Figure record listings
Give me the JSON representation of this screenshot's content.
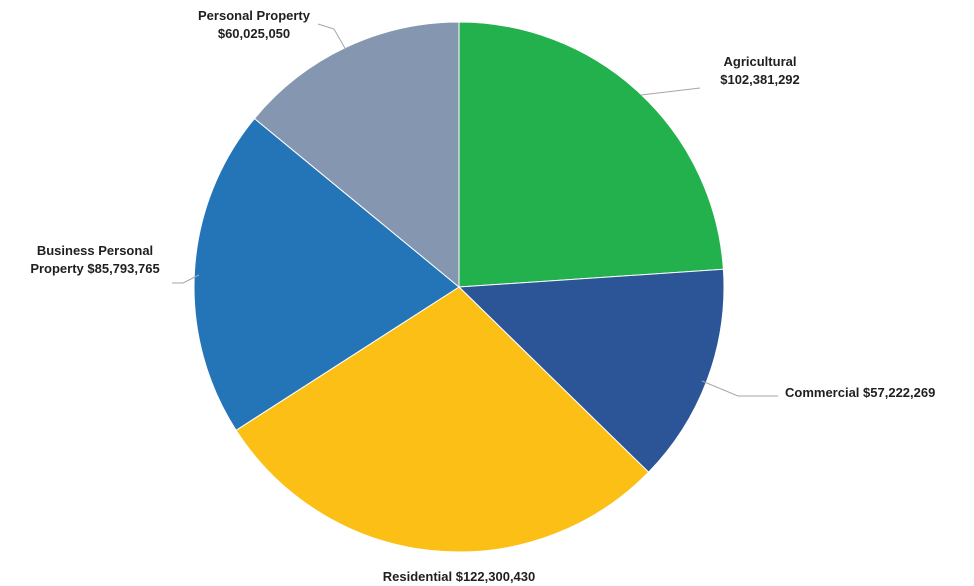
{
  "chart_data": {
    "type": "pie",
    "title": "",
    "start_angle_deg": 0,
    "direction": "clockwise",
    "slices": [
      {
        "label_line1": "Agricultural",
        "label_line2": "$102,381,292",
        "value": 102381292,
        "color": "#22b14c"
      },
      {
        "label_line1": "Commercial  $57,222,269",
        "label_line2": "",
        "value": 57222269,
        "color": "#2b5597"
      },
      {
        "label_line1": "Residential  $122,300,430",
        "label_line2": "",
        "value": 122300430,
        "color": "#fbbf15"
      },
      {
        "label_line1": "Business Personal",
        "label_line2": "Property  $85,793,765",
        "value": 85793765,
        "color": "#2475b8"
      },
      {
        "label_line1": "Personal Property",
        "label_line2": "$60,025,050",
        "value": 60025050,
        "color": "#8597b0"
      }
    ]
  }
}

__Given problem__. Write out every line of the data that holds the word "value".

__Solved problem__.
        "value": 102381292,
        "value": 57222269,
        "value": 122300430,
        "value": 85793765,
        "value": 60025050,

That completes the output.